Tuesday, March 12, 2019

Having a really hard time

Hello all, hope this post isn’t breaking any sub rules but I’m feeling helpless.

I’m writing this post to reach out for any advice or maybe to let someone else know they aren’t alone. Anyway, I’ve really been struggling lately with my weight loss. Im so incredibly unhappy and insecure and feeling the lowest I ever have about myself.

I’ve tried to change my eating habits before, and been successful at losing 13 pounds a few months ago. But I am a two week burnout. Then I go on what feels like a month long binge where I eat snacks and fast food like crazy and totally ruin any progress I made.

I try to set goals and take it slow and not beat myself up and everything else that they say to do when trying to lose weight but man it’s really not that easy.

When I get in the drive thru line at fast food restaurants I almost feel like I’m possessed. I know I shouldn’t be there, I know this is bad for me, and I know this isn’t going to help and will only make me feel worse about myself. But it’s like I can’t stop. Again, I seriously feel like I’m possessed or something.

I made an appointment to see a therapist in a few days to help me make positive changes but I seriously am feeling depressed, disgusting and helpless. I know that I’m going down a really self destructive path, physically and mentally, if I keep this up.

I guess I just want to know how some of you guys prevent yourselves from becoming two week burnouts like me. I’m really struggling with all of this.

If you made it this far, thanks for reading. This sub is incredible!

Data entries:
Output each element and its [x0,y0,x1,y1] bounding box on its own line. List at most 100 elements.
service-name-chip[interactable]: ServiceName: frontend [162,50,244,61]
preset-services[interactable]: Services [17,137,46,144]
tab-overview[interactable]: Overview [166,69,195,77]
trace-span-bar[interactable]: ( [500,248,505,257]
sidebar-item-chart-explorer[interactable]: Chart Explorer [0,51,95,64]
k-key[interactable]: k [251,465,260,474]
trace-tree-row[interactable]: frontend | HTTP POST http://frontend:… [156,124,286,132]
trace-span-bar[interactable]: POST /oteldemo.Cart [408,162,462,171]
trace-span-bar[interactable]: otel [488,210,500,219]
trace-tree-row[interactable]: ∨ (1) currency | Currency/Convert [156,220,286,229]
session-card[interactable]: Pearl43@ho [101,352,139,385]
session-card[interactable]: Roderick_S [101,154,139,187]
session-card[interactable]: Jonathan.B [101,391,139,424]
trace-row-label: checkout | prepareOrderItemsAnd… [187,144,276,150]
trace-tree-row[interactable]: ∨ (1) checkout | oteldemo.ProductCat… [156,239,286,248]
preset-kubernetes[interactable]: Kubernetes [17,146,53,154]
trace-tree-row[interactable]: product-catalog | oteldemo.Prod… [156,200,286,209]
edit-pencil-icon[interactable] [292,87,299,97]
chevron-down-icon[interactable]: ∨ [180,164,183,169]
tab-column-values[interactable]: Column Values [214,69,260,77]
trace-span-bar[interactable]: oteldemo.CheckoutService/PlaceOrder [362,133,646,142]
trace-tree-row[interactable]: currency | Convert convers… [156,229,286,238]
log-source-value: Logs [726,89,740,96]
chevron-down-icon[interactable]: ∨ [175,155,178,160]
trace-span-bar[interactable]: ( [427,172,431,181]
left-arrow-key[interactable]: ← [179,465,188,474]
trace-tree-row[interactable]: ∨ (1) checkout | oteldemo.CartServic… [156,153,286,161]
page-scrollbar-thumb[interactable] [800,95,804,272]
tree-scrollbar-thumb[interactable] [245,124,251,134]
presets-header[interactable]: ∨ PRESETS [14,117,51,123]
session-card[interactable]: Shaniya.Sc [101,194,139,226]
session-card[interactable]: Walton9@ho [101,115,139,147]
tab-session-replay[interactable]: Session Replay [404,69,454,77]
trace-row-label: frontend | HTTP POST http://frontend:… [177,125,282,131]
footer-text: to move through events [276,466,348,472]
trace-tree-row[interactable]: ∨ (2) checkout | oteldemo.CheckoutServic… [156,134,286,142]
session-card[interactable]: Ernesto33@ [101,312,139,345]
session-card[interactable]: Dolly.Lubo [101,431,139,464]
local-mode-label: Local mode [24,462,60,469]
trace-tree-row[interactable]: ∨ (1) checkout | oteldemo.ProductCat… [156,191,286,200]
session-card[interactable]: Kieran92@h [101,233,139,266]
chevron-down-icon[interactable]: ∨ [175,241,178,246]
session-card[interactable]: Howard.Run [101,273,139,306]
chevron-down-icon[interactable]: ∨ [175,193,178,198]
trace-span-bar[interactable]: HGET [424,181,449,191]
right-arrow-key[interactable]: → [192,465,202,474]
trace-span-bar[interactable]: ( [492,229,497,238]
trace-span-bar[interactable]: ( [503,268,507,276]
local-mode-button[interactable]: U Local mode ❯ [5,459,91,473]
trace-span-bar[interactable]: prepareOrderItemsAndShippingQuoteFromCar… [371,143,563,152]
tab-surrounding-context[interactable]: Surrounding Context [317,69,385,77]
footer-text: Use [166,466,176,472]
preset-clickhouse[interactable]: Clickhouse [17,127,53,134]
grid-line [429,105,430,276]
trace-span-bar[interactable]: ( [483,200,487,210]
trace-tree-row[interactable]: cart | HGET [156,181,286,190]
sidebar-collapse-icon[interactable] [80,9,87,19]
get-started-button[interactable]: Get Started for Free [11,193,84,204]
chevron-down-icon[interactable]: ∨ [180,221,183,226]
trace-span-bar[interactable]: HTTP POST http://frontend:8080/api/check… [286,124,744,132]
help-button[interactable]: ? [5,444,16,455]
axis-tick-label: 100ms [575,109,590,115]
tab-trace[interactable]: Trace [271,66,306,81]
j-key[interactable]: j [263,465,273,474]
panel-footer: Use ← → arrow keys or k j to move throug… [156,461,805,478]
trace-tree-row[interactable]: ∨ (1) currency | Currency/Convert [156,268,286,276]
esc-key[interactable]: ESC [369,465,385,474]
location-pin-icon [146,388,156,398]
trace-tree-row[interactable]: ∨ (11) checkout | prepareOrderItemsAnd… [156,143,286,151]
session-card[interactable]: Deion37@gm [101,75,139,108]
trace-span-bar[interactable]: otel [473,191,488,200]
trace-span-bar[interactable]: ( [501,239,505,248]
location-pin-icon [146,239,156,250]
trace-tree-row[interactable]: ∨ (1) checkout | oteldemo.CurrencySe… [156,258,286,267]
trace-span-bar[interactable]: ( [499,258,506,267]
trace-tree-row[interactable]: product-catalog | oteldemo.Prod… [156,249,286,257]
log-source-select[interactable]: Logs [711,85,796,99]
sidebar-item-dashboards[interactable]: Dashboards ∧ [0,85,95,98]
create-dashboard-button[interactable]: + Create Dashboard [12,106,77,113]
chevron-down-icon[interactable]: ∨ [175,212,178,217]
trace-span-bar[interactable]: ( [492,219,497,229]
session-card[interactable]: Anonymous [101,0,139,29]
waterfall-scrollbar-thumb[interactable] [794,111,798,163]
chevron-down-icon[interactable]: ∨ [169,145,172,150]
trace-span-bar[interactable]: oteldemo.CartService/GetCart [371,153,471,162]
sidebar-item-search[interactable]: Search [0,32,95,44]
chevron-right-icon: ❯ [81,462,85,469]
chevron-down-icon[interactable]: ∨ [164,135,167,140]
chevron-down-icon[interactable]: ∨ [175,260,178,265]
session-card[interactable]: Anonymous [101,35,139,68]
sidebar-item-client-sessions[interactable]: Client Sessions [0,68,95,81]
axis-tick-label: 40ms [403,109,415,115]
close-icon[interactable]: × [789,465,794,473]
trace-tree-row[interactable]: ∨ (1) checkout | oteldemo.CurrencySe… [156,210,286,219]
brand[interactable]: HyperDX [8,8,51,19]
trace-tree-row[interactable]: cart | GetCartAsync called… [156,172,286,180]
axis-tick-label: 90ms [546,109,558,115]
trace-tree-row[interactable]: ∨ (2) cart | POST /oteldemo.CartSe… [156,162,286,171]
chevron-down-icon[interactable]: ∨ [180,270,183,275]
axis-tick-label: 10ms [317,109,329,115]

Questions on the material:
1) How would you translate this sentence from the weight-loss post into Spanish: "I’ve tried to change my eating habits before, and been successful at losing 13 pounds a few months ago."
2) According to the weight-loss post, where does the writer feel almost possessed?
You won't need the data entries for any of this.

Solved tasks:
1) He intentado cambiar mis hábitos alimenticios antes, y logré perder 13 libras hace unos meses.

2) In the drive-thru line at fast food restaurants.